------ Records for the exercise

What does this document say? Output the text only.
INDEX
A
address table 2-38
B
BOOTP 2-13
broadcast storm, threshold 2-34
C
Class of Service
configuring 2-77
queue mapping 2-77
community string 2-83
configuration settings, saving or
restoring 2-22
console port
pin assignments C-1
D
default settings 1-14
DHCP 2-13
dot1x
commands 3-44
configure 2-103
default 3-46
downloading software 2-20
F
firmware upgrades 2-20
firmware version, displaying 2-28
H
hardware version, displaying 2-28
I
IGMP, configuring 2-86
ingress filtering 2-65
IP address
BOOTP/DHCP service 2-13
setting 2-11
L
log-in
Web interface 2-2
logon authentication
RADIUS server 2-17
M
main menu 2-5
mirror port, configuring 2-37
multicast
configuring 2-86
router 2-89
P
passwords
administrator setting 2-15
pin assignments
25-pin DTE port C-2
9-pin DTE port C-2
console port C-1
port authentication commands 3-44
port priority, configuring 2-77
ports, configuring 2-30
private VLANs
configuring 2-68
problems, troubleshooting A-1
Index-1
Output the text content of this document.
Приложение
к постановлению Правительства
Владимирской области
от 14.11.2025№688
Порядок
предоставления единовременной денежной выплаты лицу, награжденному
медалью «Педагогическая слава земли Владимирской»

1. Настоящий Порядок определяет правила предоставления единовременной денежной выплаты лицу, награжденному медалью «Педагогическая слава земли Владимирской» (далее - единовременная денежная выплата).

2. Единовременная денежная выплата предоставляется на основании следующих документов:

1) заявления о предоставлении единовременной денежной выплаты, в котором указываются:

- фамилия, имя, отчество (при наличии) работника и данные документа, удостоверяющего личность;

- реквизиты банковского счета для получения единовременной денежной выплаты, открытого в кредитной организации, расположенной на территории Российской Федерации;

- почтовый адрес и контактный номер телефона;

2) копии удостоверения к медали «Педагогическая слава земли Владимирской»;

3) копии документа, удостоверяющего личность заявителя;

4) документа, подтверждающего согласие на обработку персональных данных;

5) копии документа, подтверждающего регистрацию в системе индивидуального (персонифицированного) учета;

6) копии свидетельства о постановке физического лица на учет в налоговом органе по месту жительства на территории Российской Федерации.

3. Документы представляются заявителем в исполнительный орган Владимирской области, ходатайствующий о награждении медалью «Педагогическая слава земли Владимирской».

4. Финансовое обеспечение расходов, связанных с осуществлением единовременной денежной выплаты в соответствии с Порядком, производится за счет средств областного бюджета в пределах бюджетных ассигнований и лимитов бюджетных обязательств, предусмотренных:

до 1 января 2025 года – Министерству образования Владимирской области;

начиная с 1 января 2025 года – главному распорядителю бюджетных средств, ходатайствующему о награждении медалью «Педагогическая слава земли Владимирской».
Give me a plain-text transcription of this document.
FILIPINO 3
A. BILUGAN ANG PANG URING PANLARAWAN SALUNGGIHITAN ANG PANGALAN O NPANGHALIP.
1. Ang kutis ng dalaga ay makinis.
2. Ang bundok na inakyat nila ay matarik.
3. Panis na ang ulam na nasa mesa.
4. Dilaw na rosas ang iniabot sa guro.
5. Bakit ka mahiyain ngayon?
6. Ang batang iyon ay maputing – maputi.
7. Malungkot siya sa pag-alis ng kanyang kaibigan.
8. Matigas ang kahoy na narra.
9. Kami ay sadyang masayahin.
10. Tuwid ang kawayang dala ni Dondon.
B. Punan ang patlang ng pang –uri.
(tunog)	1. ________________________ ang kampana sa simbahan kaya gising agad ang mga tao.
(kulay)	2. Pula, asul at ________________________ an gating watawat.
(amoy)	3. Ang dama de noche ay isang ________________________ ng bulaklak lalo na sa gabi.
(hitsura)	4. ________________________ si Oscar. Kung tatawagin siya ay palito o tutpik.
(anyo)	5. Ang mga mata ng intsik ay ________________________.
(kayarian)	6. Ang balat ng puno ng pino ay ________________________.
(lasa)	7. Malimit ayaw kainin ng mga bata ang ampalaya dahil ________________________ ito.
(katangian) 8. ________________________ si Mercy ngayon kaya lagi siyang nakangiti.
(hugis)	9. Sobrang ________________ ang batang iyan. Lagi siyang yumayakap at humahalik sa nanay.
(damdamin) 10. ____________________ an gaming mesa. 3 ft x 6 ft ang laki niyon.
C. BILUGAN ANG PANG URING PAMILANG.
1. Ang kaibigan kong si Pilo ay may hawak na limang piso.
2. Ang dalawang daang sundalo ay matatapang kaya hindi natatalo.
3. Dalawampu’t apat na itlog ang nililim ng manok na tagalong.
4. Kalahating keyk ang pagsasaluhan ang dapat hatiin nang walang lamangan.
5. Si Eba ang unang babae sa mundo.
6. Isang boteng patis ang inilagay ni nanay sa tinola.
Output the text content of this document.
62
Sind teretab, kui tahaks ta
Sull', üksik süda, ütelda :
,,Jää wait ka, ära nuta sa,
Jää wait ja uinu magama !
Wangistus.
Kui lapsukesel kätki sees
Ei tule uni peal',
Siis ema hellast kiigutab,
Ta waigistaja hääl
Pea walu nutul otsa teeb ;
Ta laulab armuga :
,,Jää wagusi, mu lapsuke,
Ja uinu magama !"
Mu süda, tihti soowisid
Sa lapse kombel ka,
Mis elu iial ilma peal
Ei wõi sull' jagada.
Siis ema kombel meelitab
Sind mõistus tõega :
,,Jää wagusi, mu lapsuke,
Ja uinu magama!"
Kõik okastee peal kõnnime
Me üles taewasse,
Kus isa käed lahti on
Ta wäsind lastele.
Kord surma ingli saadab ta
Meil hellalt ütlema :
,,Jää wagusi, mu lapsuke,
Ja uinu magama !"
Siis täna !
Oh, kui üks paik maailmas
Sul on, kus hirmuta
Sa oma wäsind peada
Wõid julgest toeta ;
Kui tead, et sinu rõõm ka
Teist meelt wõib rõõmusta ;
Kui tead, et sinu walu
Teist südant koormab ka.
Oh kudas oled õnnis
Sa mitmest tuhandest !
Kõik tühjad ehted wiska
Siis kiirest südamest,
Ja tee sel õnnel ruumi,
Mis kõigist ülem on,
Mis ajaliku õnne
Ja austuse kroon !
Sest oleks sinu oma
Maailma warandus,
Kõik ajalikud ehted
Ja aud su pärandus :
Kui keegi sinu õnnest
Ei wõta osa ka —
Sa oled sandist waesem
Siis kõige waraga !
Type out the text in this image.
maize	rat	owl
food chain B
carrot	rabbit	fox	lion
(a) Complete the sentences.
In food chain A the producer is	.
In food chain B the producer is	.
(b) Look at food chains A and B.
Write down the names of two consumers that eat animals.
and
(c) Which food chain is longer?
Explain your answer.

------------

> **Exercise details**:
Write out every line from the entries where "Порядок" appears.

> **In response**:
Порядок
1. Настоящий Порядок определяет правила предоставления единовременной денежной выплаты лицу, награжденному медалью «Педагогическая слава земли Владимирской» (далее - единовременная денежная выплата).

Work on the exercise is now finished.